Extract every line of the material that holds the string "depuis".

Figure dataset records
________________________

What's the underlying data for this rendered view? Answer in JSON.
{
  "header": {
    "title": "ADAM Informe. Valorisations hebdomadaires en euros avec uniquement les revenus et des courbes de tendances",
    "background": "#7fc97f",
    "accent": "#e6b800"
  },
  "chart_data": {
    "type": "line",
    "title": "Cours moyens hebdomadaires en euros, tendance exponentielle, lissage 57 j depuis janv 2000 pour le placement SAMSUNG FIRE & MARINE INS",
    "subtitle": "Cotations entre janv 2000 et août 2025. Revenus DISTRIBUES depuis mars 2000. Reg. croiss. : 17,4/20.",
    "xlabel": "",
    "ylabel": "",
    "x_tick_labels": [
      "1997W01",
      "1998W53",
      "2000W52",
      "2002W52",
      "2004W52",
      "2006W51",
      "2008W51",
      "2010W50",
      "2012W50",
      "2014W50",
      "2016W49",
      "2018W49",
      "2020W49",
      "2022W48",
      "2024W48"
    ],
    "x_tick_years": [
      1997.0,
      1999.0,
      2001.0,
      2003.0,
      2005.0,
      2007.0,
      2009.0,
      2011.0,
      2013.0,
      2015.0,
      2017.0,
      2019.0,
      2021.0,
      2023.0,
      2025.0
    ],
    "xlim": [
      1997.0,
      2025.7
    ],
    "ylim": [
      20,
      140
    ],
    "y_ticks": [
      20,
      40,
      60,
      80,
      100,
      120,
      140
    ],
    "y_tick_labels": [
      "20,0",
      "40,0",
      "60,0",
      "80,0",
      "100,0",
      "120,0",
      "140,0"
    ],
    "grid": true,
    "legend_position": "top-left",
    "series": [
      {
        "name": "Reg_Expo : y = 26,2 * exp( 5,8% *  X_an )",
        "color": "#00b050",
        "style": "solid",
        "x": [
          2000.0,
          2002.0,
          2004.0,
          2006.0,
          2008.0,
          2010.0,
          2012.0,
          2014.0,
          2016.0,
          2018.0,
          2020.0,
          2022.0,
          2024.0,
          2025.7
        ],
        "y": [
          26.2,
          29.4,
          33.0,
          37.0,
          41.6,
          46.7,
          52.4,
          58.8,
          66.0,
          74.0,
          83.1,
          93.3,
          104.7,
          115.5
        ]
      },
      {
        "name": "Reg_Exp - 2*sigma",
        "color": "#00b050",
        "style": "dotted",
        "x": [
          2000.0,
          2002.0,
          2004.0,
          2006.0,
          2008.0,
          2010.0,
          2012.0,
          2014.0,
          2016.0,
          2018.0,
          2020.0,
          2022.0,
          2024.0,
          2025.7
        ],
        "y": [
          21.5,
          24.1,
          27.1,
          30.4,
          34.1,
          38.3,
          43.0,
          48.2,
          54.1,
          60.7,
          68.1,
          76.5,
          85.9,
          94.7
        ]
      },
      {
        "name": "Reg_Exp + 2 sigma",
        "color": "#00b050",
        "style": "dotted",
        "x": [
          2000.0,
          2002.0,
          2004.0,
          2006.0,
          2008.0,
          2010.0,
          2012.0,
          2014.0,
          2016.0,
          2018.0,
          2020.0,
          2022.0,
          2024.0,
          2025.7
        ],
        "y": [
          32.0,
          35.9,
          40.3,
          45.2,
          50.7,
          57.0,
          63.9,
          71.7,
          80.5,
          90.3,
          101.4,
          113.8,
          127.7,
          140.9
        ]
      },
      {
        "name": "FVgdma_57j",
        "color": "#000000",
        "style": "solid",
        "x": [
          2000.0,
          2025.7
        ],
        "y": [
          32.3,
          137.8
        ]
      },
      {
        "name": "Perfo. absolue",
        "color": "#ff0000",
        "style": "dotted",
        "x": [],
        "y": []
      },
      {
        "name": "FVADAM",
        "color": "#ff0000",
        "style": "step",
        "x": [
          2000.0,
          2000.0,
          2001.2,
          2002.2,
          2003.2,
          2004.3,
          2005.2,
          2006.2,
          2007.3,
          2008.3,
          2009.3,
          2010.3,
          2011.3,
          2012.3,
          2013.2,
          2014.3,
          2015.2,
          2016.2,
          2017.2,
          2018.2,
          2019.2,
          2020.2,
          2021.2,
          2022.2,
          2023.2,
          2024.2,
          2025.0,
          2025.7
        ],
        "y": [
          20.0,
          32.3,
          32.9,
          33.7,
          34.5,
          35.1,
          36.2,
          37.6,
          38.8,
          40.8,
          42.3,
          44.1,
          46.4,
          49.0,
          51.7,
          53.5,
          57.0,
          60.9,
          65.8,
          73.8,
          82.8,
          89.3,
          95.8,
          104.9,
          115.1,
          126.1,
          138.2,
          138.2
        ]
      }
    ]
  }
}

________________________

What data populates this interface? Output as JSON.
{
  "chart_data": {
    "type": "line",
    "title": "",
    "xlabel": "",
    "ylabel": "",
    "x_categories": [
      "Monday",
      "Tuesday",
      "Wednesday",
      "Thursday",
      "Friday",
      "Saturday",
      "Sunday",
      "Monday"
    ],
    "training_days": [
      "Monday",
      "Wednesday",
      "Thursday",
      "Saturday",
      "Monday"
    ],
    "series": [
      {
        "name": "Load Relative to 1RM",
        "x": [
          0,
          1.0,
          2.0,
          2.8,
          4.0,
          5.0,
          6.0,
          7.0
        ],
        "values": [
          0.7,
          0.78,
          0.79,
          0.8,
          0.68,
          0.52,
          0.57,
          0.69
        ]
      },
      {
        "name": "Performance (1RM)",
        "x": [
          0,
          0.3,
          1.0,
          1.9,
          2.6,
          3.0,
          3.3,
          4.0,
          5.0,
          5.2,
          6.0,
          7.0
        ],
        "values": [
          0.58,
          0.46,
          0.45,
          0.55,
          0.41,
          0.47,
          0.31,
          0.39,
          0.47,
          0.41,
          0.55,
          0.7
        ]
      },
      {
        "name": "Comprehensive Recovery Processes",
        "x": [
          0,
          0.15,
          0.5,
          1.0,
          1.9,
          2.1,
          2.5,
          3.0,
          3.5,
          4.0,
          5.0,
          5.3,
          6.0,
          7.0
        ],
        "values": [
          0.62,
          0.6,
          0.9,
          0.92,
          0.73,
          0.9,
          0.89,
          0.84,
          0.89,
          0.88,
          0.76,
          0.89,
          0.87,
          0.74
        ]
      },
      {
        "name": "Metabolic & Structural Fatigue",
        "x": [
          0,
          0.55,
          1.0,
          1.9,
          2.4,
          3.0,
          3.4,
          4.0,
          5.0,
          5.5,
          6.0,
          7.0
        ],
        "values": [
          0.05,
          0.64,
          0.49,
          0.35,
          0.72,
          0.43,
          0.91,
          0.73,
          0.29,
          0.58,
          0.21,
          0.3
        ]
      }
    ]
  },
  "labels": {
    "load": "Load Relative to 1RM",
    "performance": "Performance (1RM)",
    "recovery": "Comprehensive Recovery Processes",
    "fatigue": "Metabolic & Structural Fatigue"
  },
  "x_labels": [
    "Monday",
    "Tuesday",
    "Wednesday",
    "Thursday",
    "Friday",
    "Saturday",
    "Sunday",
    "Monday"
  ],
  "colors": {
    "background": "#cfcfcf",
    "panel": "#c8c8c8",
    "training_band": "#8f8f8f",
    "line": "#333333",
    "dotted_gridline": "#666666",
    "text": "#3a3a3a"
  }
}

________________________

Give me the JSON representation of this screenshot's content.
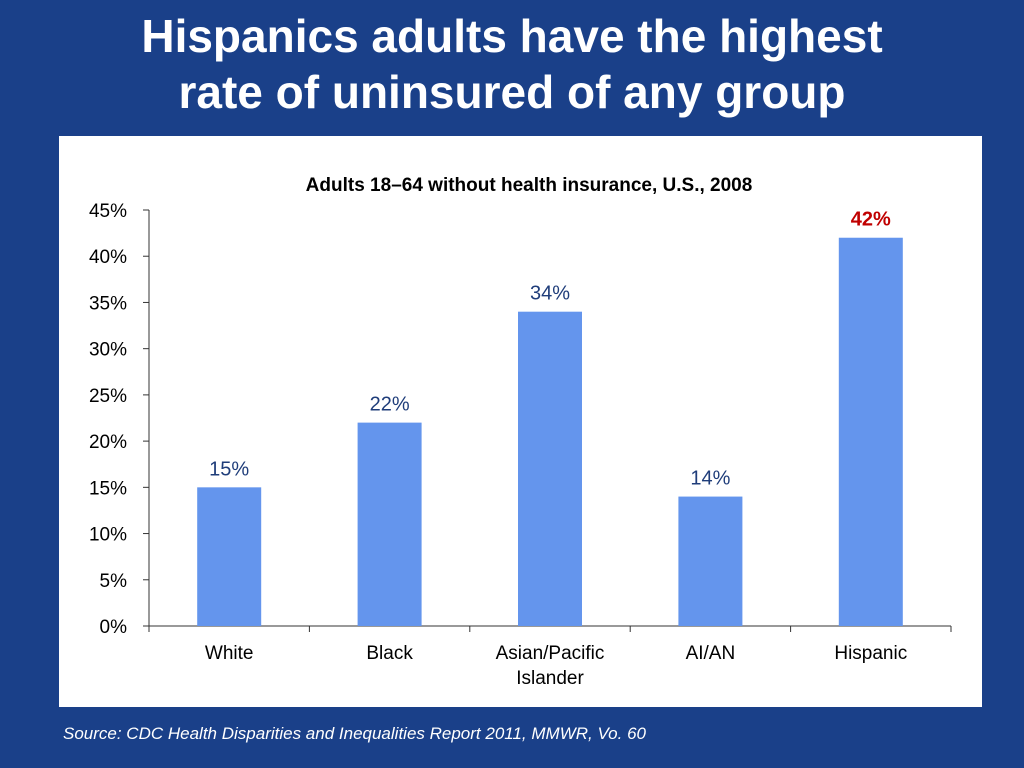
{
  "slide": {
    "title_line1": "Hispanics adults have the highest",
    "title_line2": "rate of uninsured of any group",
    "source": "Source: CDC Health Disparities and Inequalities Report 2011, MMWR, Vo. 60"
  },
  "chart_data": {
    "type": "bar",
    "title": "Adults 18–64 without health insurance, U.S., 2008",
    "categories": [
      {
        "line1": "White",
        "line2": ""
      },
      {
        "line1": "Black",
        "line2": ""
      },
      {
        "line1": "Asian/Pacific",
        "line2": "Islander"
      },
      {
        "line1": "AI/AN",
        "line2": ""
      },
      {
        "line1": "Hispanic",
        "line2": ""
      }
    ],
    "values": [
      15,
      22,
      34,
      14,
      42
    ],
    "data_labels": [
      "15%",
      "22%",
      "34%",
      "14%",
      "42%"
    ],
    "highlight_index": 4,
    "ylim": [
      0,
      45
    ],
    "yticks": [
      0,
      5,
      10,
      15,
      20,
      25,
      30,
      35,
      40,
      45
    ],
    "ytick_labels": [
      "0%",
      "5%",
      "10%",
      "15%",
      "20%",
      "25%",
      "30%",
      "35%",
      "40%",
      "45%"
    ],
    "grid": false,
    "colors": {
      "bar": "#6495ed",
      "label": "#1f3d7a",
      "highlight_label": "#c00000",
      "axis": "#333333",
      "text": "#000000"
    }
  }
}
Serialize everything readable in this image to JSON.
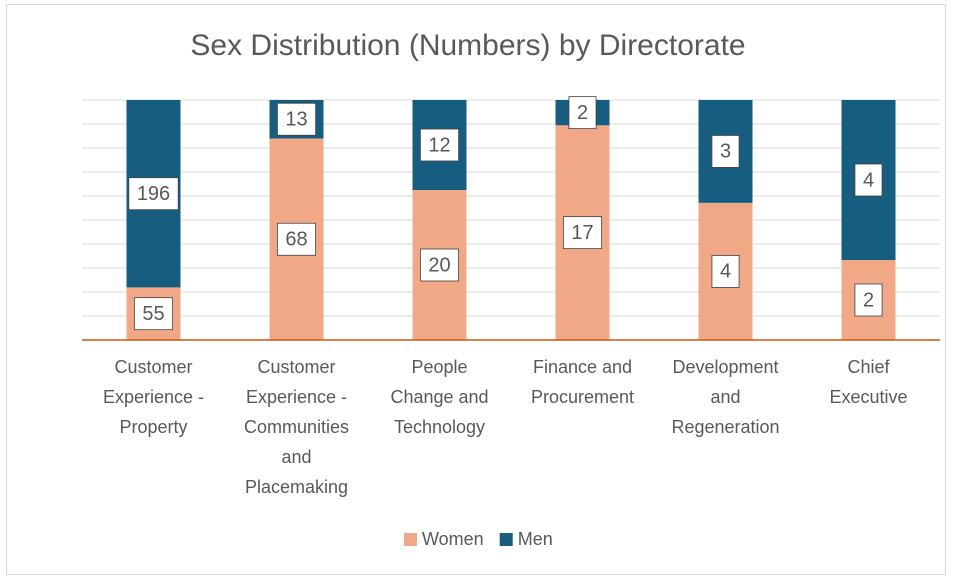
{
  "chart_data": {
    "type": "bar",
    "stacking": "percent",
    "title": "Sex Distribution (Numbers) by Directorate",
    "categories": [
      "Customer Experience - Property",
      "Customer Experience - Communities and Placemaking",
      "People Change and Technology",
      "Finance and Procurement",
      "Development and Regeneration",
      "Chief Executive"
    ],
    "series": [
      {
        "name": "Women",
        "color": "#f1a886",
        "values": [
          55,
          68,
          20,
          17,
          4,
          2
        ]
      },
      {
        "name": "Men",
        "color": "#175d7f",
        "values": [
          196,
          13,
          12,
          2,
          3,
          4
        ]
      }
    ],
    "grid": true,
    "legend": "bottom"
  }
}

________________________

**Result for this task**:
    "title": "Cours moyens hebdomadaires en euros, tendance exponentielle, lissage 57 j depuis janv 2000 pour le placement SAMSUNG FIRE & MARINE INS",
    "subtitle": "Cotations entre janv 2000 et août 2025. Revenus DISTRIBUES depuis mars 2000. Reg. croiss. : 17,4/20.",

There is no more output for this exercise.